Element and region data
--

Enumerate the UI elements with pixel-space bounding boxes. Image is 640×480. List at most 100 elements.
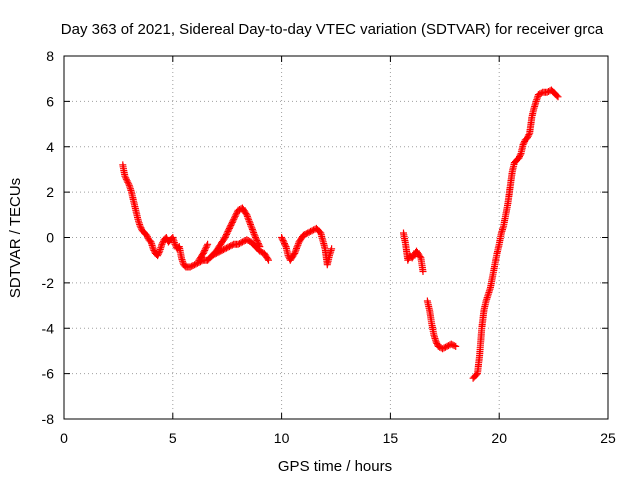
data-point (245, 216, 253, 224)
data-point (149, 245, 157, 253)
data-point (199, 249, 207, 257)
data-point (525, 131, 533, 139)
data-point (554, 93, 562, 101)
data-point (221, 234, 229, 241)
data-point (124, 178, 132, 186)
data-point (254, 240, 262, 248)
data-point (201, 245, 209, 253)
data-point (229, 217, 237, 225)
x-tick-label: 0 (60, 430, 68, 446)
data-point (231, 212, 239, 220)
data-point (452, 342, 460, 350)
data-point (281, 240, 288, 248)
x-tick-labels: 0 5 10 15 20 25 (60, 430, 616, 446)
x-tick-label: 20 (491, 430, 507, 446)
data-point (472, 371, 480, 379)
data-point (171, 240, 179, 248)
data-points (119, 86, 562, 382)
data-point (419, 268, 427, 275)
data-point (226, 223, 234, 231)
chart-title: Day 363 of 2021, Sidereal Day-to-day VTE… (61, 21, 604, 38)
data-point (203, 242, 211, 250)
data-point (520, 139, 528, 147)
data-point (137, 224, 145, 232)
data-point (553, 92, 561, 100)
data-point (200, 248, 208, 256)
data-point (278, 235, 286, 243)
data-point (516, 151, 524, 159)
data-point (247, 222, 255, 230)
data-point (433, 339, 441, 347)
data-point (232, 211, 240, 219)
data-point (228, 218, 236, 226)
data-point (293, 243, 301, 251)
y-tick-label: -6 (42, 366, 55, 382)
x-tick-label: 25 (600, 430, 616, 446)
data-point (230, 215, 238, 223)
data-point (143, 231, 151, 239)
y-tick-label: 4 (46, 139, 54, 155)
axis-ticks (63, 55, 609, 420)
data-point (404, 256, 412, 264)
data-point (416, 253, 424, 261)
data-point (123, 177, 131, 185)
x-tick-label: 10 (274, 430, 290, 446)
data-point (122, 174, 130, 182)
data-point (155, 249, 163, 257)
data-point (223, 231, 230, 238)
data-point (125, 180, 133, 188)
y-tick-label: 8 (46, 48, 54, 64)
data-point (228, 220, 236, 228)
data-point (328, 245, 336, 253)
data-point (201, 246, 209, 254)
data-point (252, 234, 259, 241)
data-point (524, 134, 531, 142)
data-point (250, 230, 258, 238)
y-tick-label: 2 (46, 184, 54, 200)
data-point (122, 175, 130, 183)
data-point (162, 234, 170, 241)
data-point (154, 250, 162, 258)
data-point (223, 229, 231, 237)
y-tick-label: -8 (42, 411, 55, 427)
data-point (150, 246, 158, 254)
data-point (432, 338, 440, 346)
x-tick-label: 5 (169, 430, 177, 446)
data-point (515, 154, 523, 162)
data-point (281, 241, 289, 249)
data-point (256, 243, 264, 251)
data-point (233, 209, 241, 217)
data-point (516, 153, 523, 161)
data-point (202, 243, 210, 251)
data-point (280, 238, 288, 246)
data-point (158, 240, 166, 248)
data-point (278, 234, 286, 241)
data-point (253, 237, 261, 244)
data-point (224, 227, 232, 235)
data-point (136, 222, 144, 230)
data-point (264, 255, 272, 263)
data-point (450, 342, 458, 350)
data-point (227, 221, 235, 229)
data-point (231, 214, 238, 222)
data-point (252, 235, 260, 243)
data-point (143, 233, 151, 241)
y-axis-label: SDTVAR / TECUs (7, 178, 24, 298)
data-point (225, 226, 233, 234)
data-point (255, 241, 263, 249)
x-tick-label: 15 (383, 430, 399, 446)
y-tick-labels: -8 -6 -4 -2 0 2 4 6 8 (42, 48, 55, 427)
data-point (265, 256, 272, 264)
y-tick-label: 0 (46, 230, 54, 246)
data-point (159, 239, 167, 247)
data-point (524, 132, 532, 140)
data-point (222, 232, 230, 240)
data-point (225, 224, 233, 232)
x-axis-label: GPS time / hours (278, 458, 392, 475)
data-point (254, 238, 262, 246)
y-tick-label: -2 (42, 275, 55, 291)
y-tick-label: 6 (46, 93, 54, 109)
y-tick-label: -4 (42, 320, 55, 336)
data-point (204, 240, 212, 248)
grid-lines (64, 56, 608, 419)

--

» **Written problem**
Return every line of the rows above word for word, omitting the pictures.

» **Exercise output**
Enumerate the UI elements with pixel-space bounding boxes. Image is 640×480. List at most 100 elements.
data-point (245, 216, 253, 224)
data-point (149, 245, 157, 253)
data-point (199, 249, 207, 257)
data-point (525, 131, 533, 139)
data-point (554, 93, 562, 101)
data-point (221, 234, 229, 241)
data-point (124, 178, 132, 186)
data-point (254, 240, 262, 248)
data-point (201, 245, 209, 253)
data-point (229, 217, 237, 225)
x-tick-label: 0 (60, 430, 68, 446)
data-point (231, 212, 239, 220)
data-point (452, 342, 460, 350)
data-point (281, 240, 288, 248)
x-tick-labels: 0 5 10 15 20 25 (60, 430, 616, 446)
x-tick-label: 20 (491, 430, 507, 446)
data-point (472, 371, 480, 379)
data-point (171, 240, 179, 248)
data-points (119, 86, 562, 382)
data-point (419, 268, 427, 275)
data-point (226, 223, 234, 231)
chart-title: Day 363 of 2021, Sidereal Day-to-day VTE… (61, 21, 604, 38)
data-point (203, 242, 211, 250)
data-point (520, 139, 528, 147)
data-point (137, 224, 145, 232)
data-point (553, 92, 561, 100)
data-point (200, 248, 208, 256)
data-point (278, 235, 286, 243)
data-point (516, 151, 524, 159)
data-point (247, 222, 255, 230)
data-point (433, 339, 441, 347)
data-point (232, 211, 240, 219)
data-point (228, 218, 236, 226)
data-point (293, 243, 301, 251)
y-tick-label: -6 (42, 366, 55, 382)
x-tick-label: 25 (600, 430, 616, 446)
data-point (230, 215, 238, 223)
data-point (143, 231, 151, 239)
y-tick-label: 4 (46, 139, 54, 155)
axis-ticks (63, 55, 609, 420)
data-point (404, 256, 412, 264)
data-point (416, 253, 424, 261)
data-point (123, 177, 131, 185)
x-tick-label: 10 (274, 430, 290, 446)
data-point (122, 174, 130, 182)
data-point (155, 249, 163, 257)
data-point (223, 231, 230, 238)
data-point (125, 180, 133, 188)
y-tick-label: 8 (46, 48, 54, 64)
data-point (228, 220, 236, 228)
data-point (328, 245, 336, 253)
data-point (201, 246, 209, 254)
data-point (252, 234, 259, 241)
data-point (524, 134, 531, 142)
data-point (250, 230, 258, 238)
y-tick-label: 2 (46, 184, 54, 200)
data-point (122, 175, 130, 183)
data-point (162, 234, 170, 241)
data-point (154, 250, 162, 258)
data-point (223, 229, 231, 237)
y-tick-label: -8 (42, 411, 55, 427)
data-point (150, 246, 158, 254)
data-point (432, 338, 440, 346)
x-tick-label: 5 (169, 430, 177, 446)
data-point (515, 154, 523, 162)
data-point (281, 241, 289, 249)
data-point (256, 243, 264, 251)
data-point (233, 209, 241, 217)
data-point (516, 153, 523, 161)
data-point (202, 243, 210, 251)
data-point (280, 238, 288, 246)
data-point (158, 240, 166, 248)
data-point (278, 234, 286, 241)
data-point (253, 237, 261, 244)
data-point (224, 227, 232, 235)
data-point (136, 222, 144, 230)
data-point (264, 255, 272, 263)
data-point (450, 342, 458, 350)
data-point (227, 221, 235, 229)
data-point (231, 214, 238, 222)
data-point (252, 235, 260, 243)
data-point (143, 233, 151, 241)
y-axis-label: SDTVAR / TECUs (7, 178, 24, 298)
data-point (225, 226, 233, 234)
data-point (255, 241, 263, 249)
x-tick-label: 15 (383, 430, 399, 446)
y-tick-labels: -8 -6 -4 -2 0 2 4 6 8 (42, 48, 55, 427)
data-point (265, 256, 272, 264)
y-tick-label: 0 (46, 230, 54, 246)
data-point (159, 239, 167, 247)
data-point (524, 132, 532, 140)
data-point (222, 232, 230, 240)
data-point (225, 224, 233, 232)
x-axis-label: GPS time / hours (278, 458, 392, 475)
data-point (254, 238, 262, 246)
y-tick-label: -2 (42, 275, 55, 291)
y-tick-label: 6 (46, 93, 54, 109)
y-tick-label: -4 (42, 320, 55, 336)
data-point (204, 240, 212, 248)
grid-lines (64, 56, 608, 419)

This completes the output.